WHAT YOU HAVE TO DO »
Copy out each line of the material below with no changes.

PROVIDED RECORDS »

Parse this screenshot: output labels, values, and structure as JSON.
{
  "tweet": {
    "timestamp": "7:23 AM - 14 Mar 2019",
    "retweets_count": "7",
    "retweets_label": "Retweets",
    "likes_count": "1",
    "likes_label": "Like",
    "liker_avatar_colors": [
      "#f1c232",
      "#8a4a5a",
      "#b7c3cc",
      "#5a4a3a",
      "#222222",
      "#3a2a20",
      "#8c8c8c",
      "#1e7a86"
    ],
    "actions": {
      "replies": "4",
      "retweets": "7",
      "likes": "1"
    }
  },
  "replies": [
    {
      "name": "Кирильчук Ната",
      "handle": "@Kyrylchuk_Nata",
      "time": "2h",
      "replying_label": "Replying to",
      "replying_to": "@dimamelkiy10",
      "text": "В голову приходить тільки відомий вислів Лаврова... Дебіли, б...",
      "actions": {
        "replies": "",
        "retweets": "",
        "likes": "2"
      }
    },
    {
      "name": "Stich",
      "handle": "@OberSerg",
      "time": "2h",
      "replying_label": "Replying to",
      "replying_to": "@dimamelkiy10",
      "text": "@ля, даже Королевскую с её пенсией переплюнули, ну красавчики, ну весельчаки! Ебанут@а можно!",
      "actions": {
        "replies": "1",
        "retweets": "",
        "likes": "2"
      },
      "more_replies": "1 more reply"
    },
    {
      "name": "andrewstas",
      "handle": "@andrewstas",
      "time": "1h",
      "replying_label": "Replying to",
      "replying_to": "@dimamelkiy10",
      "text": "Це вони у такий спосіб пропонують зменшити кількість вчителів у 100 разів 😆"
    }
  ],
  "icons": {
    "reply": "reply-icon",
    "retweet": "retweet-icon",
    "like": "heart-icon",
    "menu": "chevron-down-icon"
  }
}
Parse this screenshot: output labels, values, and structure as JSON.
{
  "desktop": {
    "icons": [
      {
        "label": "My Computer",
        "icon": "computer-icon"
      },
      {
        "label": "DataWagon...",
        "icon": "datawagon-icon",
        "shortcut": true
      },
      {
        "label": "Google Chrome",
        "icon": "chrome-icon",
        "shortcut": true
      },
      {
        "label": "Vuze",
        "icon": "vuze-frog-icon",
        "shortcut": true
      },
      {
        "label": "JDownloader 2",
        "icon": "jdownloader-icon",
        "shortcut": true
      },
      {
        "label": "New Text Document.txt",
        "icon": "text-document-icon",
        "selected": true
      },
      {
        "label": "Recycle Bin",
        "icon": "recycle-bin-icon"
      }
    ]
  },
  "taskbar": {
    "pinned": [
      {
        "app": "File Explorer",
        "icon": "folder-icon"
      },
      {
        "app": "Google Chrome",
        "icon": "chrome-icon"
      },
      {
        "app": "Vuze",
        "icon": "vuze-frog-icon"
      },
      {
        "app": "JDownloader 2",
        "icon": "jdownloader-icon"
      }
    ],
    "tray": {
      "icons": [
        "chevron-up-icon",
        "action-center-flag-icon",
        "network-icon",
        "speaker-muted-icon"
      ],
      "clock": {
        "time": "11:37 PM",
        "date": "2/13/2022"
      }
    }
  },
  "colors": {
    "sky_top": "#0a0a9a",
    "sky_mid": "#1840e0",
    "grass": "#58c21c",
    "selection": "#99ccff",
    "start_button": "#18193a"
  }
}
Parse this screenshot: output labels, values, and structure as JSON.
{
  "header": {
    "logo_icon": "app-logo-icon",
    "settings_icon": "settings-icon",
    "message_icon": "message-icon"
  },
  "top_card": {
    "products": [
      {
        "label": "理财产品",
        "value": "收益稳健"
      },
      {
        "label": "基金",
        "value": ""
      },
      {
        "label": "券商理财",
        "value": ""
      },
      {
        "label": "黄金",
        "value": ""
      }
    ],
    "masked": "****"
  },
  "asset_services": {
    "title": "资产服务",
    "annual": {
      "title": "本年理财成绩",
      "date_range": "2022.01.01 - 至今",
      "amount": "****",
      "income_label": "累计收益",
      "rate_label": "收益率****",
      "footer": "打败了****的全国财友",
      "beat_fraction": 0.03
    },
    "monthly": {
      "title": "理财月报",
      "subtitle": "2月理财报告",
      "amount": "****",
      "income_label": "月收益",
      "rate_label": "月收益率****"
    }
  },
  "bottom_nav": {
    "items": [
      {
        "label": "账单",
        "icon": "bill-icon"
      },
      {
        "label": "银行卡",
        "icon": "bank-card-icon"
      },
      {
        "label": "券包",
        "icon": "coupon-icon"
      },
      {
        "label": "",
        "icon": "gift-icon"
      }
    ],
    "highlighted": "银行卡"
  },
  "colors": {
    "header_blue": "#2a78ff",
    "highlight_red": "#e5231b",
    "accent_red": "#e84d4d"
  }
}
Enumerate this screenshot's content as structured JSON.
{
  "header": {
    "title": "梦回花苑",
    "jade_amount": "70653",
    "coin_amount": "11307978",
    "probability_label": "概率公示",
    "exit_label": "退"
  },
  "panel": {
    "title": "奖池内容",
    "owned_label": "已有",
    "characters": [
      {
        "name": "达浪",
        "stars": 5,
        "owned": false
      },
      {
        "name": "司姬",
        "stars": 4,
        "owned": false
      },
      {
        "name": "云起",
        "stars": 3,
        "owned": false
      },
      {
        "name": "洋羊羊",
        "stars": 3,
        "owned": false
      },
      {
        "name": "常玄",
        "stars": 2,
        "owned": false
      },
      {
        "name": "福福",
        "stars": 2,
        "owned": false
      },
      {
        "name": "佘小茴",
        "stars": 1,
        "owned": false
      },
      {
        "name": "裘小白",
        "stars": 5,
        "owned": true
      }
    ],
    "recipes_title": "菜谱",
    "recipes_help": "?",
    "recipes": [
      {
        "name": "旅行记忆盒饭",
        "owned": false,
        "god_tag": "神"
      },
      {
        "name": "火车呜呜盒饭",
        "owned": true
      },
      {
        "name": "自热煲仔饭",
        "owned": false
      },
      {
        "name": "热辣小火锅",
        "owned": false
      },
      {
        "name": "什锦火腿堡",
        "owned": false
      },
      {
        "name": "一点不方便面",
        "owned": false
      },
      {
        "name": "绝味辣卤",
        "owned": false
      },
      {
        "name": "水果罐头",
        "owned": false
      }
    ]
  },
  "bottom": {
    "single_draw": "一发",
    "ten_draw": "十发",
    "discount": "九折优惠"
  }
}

ANSWER IN FULL »
Parse this screenshot: output labels, values, and structure as JSON.
{
  "tweet": {
    "timestamp": "7:23 AM - 14 Mar 2019",
    "retweets_count": "7",
    "retweets_label": "Retweets",
    "likes_count": "1",
    "likes_label": "Like",
    "liker_avatar_colors": [
      "#f1c232",
      "#8a4a5a",
      "#b7c3cc",
      "#5a4a3a",
      "#222222",
      "#3a2a20",
      "#8c8c8c",
      "#1e7a86"
    ],
    "actions": {
      "replies": "4",
      "retweets": "7",
      "likes": "1"
    }
  },
  "replies": [
    {
      "name": "Кирильчук Ната",
      "handle": "@Kyrylchuk_Nata",
      "time": "2h",
      "replying_label": "Replying to",
      "replying_to": "@dimamelkiy10",
      "text": "В голову приходить тільки відомий вислів Лаврова... Дебіли, б...",
      "actions": {
        "replies": "",
        "retweets": "",
        "likes": "2"
      }
    },
    {
      "name": "Stich",
      "handle": "@OberSerg",
      "time": "2h",
      "replying_label": "Replying to",
      "replying_to": "@dimamelkiy10",
      "text": "@ля, даже Королевскую с её пенсией переплюнули, ну красавчики, ну весельчаки! Ебанут@а можно!",
      "actions": {
        "replies": "1",
        "retweets": "",
        "likes": "2"
      },
      "more_replies": "1 more reply"
    },
    {
      "name": "andrewstas",
      "handle": "@andrewstas",
      "time": "1h",
      "replying_label": "Replying to",
      "replying_to": "@dimamelkiy10",
      "text": "Це вони у такий спосіб пропонують зменшити кількість вчителів у 100 разів 😆"
    }
  ],
  "icons": {
    "reply": "reply-icon",
    "retweet": "retweet-icon",
    "like": "heart-icon",
    "menu": "chevron-down-icon"
  }
}
Parse this screenshot: output labels, values, and structure as JSON.
{
  "desktop": {
    "icons": [
      {
        "label": "My Computer",
        "icon": "computer-icon"
      },
      {
        "label": "DataWagon...",
        "icon": "datawagon-icon",
        "shortcut": true
      },
      {
        "label": "Google Chrome",
        "icon": "chrome-icon",
        "shortcut": true
      },
      {
        "label": "Vuze",
        "icon": "vuze-frog-icon",
        "shortcut": true
      },
      {
        "label": "JDownloader 2",
        "icon": "jdownloader-icon",
        "shortcut": true
      },
      {
        "label": "New Text Document.txt",
        "icon": "text-document-icon",
        "selected": true
      },
      {
        "label": "Recycle Bin",
        "icon": "recycle-bin-icon"
      }
    ]
  },
  "taskbar": {
    "pinned": [
      {
        "app": "File Explorer",
        "icon": "folder-icon"
      },
      {
        "app": "Google Chrome",
        "icon": "chrome-icon"
      },
      {
        "app": "Vuze",
        "icon": "vuze-frog-icon"
      },
      {
        "app": "JDownloader 2",
        "icon": "jdownloader-icon"
      }
    ],
    "tray": {
      "icons": [
        "chevron-up-icon",
        "action-center-flag-icon",
        "network-icon",
        "speaker-muted-icon"
      ],
      "clock": {
        "time": "11:37 PM",
        "date": "2/13/2022"
      }
    }
  },
  "colors": {
    "sky_top": "#0a0a9a",
    "sky_mid": "#1840e0",
    "grass": "#58c21c",
    "selection": "#99ccff",
    "start_button": "#18193a"
  }
}
Parse this screenshot: output labels, values, and structure as JSON.
{
  "header": {
    "logo_icon": "app-logo-icon",
    "settings_icon": "settings-icon",
    "message_icon": "message-icon"
  },
  "top_card": {
    "products": [
      {
        "label": "理财产品",
        "value": "收益稳健"
      },
      {
        "label": "基金",
        "value": ""
      },
      {
        "label": "券商理财",
        "value": ""
      },
      {
        "label": "黄金",
        "value": ""
      }
    ],
    "masked": "****"
  },
  "asset_services": {
    "title": "资产服务",
    "annual": {
      "title": "本年理财成绩",
      "date_range": "2022.01.01 - 至今",
      "amount": "****",
      "income_label": "累计收益",
      "rate_label": "收益率****",
      "footer": "打败了****的全国财友",
      "beat_fraction": 0.03
    },
    "monthly": {
      "title": "理财月报",
      "subtitle": "2月理财报告",
      "amount": "****",
      "income_label": "月收益",
      "rate_label": "月收益率****"
    }
  },
  "bottom_nav": {
    "items": [
      {
        "label": "账单",
        "icon": "bill-icon"
      },
      {
        "label": "银行卡",
        "icon": "bank-card-icon"
      },
      {
        "label": "券包",
        "icon": "coupon-icon"
      },
      {
        "label": "",
        "icon": "gift-icon"
      }
    ],
    "highlighted": "银行卡"
  },
  "colors": {
    "header_blue": "#2a78ff",
    "highlight_red": "#e5231b",
    "accent_red": "#e84d4d"
  }
}
Enumerate this screenshot's content as structured JSON.
{
  "header": {
    "title": "梦回花苑",
    "jade_amount": "70653",
    "coin_amount": "11307978",
    "probability_label": "概率公示",
    "exit_label": "退"
  },
  "panel": {
    "title": "奖池内容",
    "owned_label": "已有",
    "characters": [
      {
        "name": "达浪",
        "stars": 5,
        "owned": false
      },
      {
        "name": "司姬",
        "stars": 4,
        "owned": false
      },
      {
        "name": "云起",
        "stars": 3,
        "owned": false
      },
      {
        "name": "洋羊羊",
        "stars": 3,
        "owned": false
      },
      {
        "name": "常玄",
        "stars": 2,
        "owned": false
      },
      {
        "name": "福福",
        "stars": 2,
        "owned": false
      },
      {
        "name": "佘小茴",
        "stars": 1,
        "owned": false
      },
      {
        "name": "裘小白",
        "stars": 5,
        "owned": true
      }
    ],
    "recipes_title": "菜谱",
    "recipes_help": "?",
    "recipes": [
      {
        "name": "旅行记忆盒饭",
        "owned": false,
        "god_tag": "神"
      },
      {
        "name": "火车呜呜盒饭",
        "owned": true
      },
      {
        "name": "自热煲仔饭",
        "owned": false
      },
      {
        "name": "热辣小火锅",
        "owned": false
      },
      {
        "name": "什锦火腿堡",
        "owned": false
      },
      {
        "name": "一点不方便面",
        "owned": false
      },
      {
        "name": "绝味辣卤",
        "owned": false
      },
      {
        "name": "水果罐头",
        "owned": false
      }
    ]
  },
  "bottom": {
    "single_draw": "一发",
    "ten_draw": "十发",
    "discount": "九折优惠"
  }
}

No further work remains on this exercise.